[Begin Input]
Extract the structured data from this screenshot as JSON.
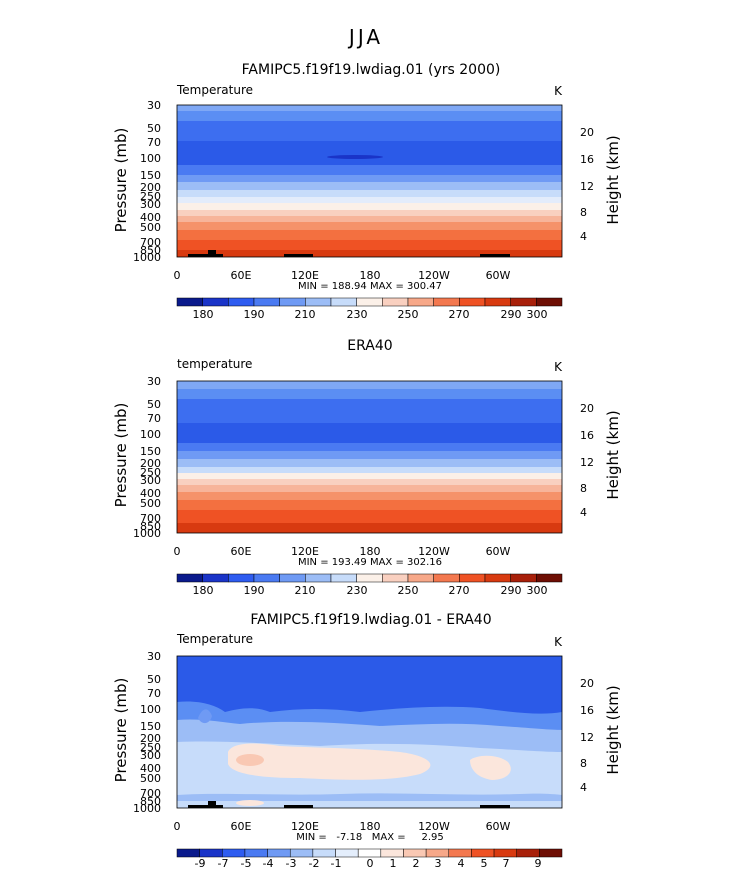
{
  "main_title": "JJA",
  "colors": {
    "temp_bar": [
      "#0a1a8c",
      "#1a34c8",
      "#2e5cf0",
      "#4a7af2",
      "#6f9af4",
      "#9cbdf6",
      "#c7dcfa",
      "#fbf0e8",
      "#f9d0c0",
      "#f7a889",
      "#f3784f",
      "#ef5224",
      "#d83a10",
      "#a8200a",
      "#6e0e04"
    ],
    "diff_bar": [
      "#0a1a8c",
      "#1a34c8",
      "#2e5cf0",
      "#4a7af2",
      "#6f9af4",
      "#9cbdf6",
      "#c7dcfa",
      "#e4eefc",
      "#ffffff",
      "#fbe6dc",
      "#f9c8b3",
      "#f7a889",
      "#f3784f",
      "#ef5224",
      "#d83a10",
      "#a8200a",
      "#6e0e04"
    ],
    "topo": "#000000"
  },
  "chart_data": [
    {
      "type": "heatmap",
      "title": "FAMIPC5.f19f19.lwdiag.01 (yrs 2000)",
      "variable": "Temperature",
      "units": "K",
      "ylabel": "Pressure (mb)",
      "ylabel_right": "Height (km)",
      "pressure_ticks": [
        30,
        50,
        70,
        100,
        150,
        200,
        250,
        300,
        400,
        500,
        700,
        850,
        1000
      ],
      "height_ticks": [
        20,
        16,
        12,
        8,
        4
      ],
      "x_ticks": [
        "0",
        "60E",
        "120E",
        "180",
        "120W",
        "60W"
      ],
      "x_tick_values": [
        0,
        60,
        120,
        180,
        240,
        300
      ],
      "xlim": [
        0,
        360
      ],
      "stats": "MIN = 188.94   MAX = 300.47",
      "colorbar_labels": [
        "180",
        "190",
        "210",
        "230",
        "250",
        "270",
        "290",
        "300"
      ],
      "levels": [
        30,
        50,
        70,
        100,
        150,
        200,
        250,
        300,
        400,
        500,
        700,
        850,
        1000
      ],
      "values": [
        210,
        205,
        200,
        196,
        206,
        218,
        226,
        232,
        250,
        262,
        275,
        288,
        298
      ]
    },
    {
      "type": "heatmap",
      "title": "ERA40",
      "variable": "temperature",
      "units": "K",
      "ylabel": "Pressure (mb)",
      "ylabel_right": "Height (km)",
      "pressure_ticks": [
        30,
        50,
        70,
        100,
        150,
        200,
        250,
        300,
        400,
        500,
        700,
        850,
        1000
      ],
      "height_ticks": [
        20,
        16,
        12,
        8,
        4
      ],
      "x_ticks": [
        "0",
        "60E",
        "120E",
        "180",
        "120W",
        "60W"
      ],
      "x_tick_values": [
        0,
        60,
        120,
        180,
        240,
        300
      ],
      "xlim": [
        0,
        360
      ],
      "stats": "MIN = 193.49   MAX = 302.16",
      "colorbar_labels": [
        "180",
        "190",
        "210",
        "230",
        "250",
        "270",
        "290",
        "300"
      ],
      "levels": [
        30,
        50,
        70,
        100,
        150,
        200,
        250,
        300,
        400,
        500,
        700,
        850,
        1000
      ],
      "values": [
        214,
        208,
        203,
        199,
        208,
        220,
        228,
        236,
        252,
        264,
        277,
        290,
        300
      ]
    },
    {
      "type": "heatmap",
      "title": "FAMIPC5.f19f19.lwdiag.01 - ERA40",
      "variable": "Temperature",
      "units": "K",
      "ylabel": "Pressure (mb)",
      "ylabel_right": "Height (km)",
      "pressure_ticks": [
        30,
        50,
        70,
        100,
        150,
        200,
        250,
        300,
        400,
        500,
        700,
        850,
        1000
      ],
      "height_ticks": [
        20,
        16,
        12,
        8,
        4
      ],
      "x_ticks": [
        "0",
        "60E",
        "120E",
        "180",
        "120W",
        "60W"
      ],
      "x_tick_values": [
        0,
        60,
        120,
        180,
        240,
        300
      ],
      "xlim": [
        0,
        360
      ],
      "stats": "MIN =   -7.18   MAX =     2.95",
      "colorbar_labels": [
        "-9",
        "-7",
        "-5",
        "-4",
        "-3",
        "-2",
        "-1",
        "0",
        "1",
        "2",
        "3",
        "4",
        "5",
        "7",
        "9"
      ],
      "levels": [
        30,
        50,
        70,
        100,
        150,
        200,
        250,
        300,
        400,
        500,
        700,
        850,
        1000
      ],
      "values": [
        -5.5,
        -6,
        -5,
        -4,
        -2.5,
        -1.5,
        -1,
        -0.5,
        0.5,
        -0.5,
        -0.5,
        -0.5,
        -0.5
      ]
    }
  ]
}
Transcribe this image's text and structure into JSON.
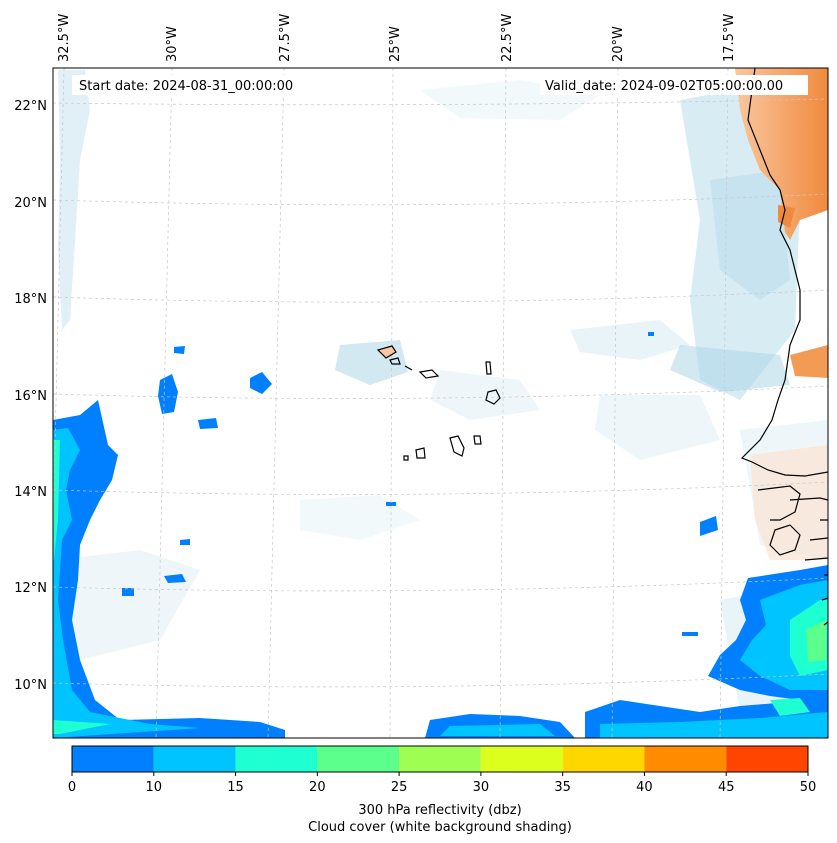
{
  "header": {
    "start_date": "Start date: 2024-08-31_00:00:00",
    "valid_date": "Valid_date: 2024-09-02T05:00:00.00"
  },
  "map": {
    "longitude_labels": [
      "32.5°W",
      "30°W",
      "27.5°W",
      "25°W",
      "22.5°W",
      "20°W",
      "17.5°W"
    ],
    "latitude_labels": [
      "22°N",
      "20°N",
      "18°N",
      "16°N",
      "14°N",
      "12°N",
      "10°N"
    ],
    "gridlines": true,
    "coastline_color": "#000000"
  },
  "colorbar": {
    "ticks": [
      "0",
      "10",
      "15",
      "20",
      "25",
      "30",
      "35",
      "40",
      "45",
      "50"
    ],
    "colors": [
      "#0080ff",
      "#00c4ff",
      "#1effd2",
      "#5cff8c",
      "#9eff52",
      "#dcff1e",
      "#ffd700",
      "#ff8c00",
      "#ff4500"
    ],
    "label": "300 hPa reflectivity (dbz)",
    "sublabel": "Cloud cover (white background shading)"
  },
  "legend_colors": {
    "cloud_cover": "#a8d4e6",
    "land_orange": "#f4a460"
  }
}
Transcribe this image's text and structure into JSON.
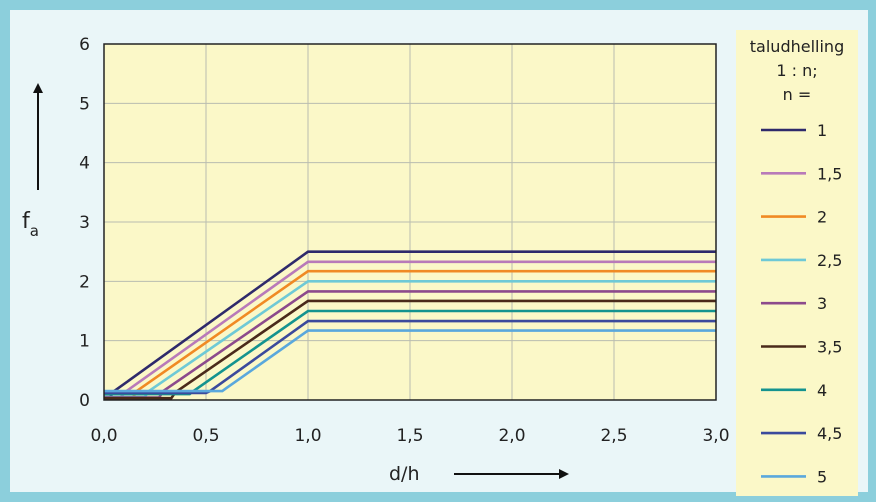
{
  "chart_data": {
    "type": "line",
    "xlabel": "d/h",
    "ylabel": "f",
    "ylabel_subscript": "a",
    "xlim": [
      0,
      3
    ],
    "ylim": [
      0,
      6
    ],
    "x_ticks": [
      "0,0",
      "0,5",
      "1,0",
      "1,5",
      "2,0",
      "2,5",
      "3,0"
    ],
    "y_ticks": [
      "0",
      "1",
      "2",
      "3",
      "4",
      "5",
      "6"
    ],
    "grid": true,
    "legend_title": [
      "taludhelling",
      "1 : n;",
      "n ="
    ],
    "legend_position": "right",
    "series": [
      {
        "name": "1",
        "color": "#2e2a6b",
        "x": [
          0,
          0.03,
          0.05,
          1.0,
          3.0
        ],
        "y": [
          0.05,
          0.05,
          0.15,
          2.5,
          2.5
        ]
      },
      {
        "name": "1,5",
        "color": "#b87ab9",
        "x": [
          0,
          0.08,
          0.11,
          1.0,
          3.0
        ],
        "y": [
          0.04,
          0.04,
          0.15,
          2.33,
          2.33
        ]
      },
      {
        "name": "2",
        "color": "#f08a24",
        "x": [
          0,
          0.14,
          0.16,
          1.0,
          3.0
        ],
        "y": [
          0.03,
          0.03,
          0.15,
          2.17,
          2.17
        ]
      },
      {
        "name": "2,5",
        "color": "#6ec9d6",
        "x": [
          0,
          0.2,
          0.22,
          1.0,
          3.0
        ],
        "y": [
          0.05,
          0.05,
          0.15,
          2.0,
          2.0
        ]
      },
      {
        "name": "3",
        "color": "#8c4a8c",
        "x": [
          0,
          0.27,
          0.29,
          1.0,
          3.0
        ],
        "y": [
          0.04,
          0.04,
          0.15,
          1.83,
          1.83
        ]
      },
      {
        "name": "3,5",
        "color": "#4a2a1a",
        "x": [
          0,
          0.33,
          0.35,
          1.0,
          3.0
        ],
        "y": [
          0.03,
          0.03,
          0.13,
          1.67,
          1.67
        ]
      },
      {
        "name": "4",
        "color": "#14938f",
        "x": [
          0,
          0.42,
          0.43,
          1.0,
          3.0
        ],
        "y": [
          0.1,
          0.1,
          0.13,
          1.5,
          1.5
        ]
      },
      {
        "name": "4,5",
        "color": "#3b4a9c",
        "x": [
          0,
          0.5,
          0.52,
          1.0,
          3.0
        ],
        "y": [
          0.12,
          0.12,
          0.15,
          1.33,
          1.33
        ]
      },
      {
        "name": "5",
        "color": "#5aa8dc",
        "x": [
          0,
          0.58,
          0.6,
          1.0,
          3.0
        ],
        "y": [
          0.15,
          0.15,
          0.2,
          1.17,
          1.17
        ]
      }
    ]
  }
}
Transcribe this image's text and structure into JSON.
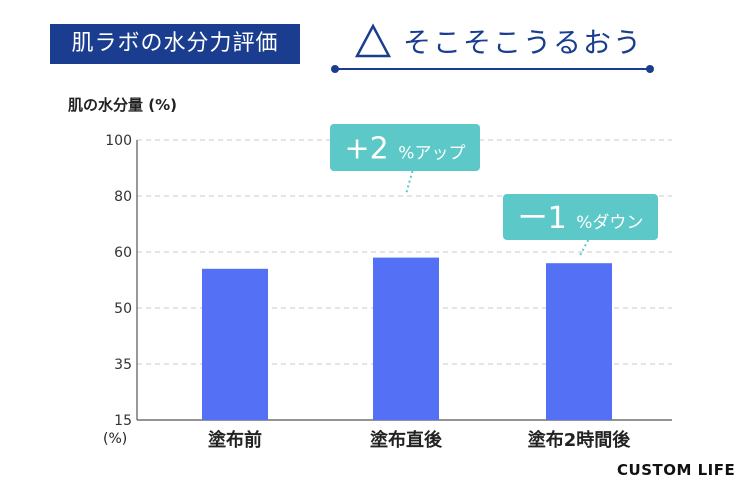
{
  "header": {
    "badge": "肌ラボの水分力評価",
    "rating_symbol": "triangle-outline-icon",
    "rating_text": "そこそこうるおう"
  },
  "colors": {
    "navy": "#1a3d8f",
    "bar": "#5470f5",
    "callout": "#5cc8c8"
  },
  "chart_data": {
    "type": "bar",
    "title": "",
    "ylabel": "肌の水分量 (%)",
    "xunit": "(%)",
    "categories": [
      "塗布前",
      "塗布直後",
      "塗布2時間後"
    ],
    "values": [
      57,
      59,
      58
    ],
    "yticks": [
      "15",
      "35",
      "50",
      "60",
      "80",
      "100"
    ],
    "grid": true,
    "annotations": [
      {
        "category": "塗布直後",
        "sign": "+",
        "value": "2",
        "unit": "%アップ"
      },
      {
        "category": "塗布2時間後",
        "sign": "ー",
        "value": "1",
        "unit": "%ダウン"
      }
    ]
  },
  "brand": "CUSTOM LIFE"
}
[End Input]
_Given exercise_: From the listing above, copy out each line where the word "stats" appears.

_Answer to the task_:
      "stats": "MIN = 188.94   MAX = 300.47",
      "stats": "MIN = 193.49   MAX = 302.16",
      "stats": "MIN =   -7.18   MAX =     2.95",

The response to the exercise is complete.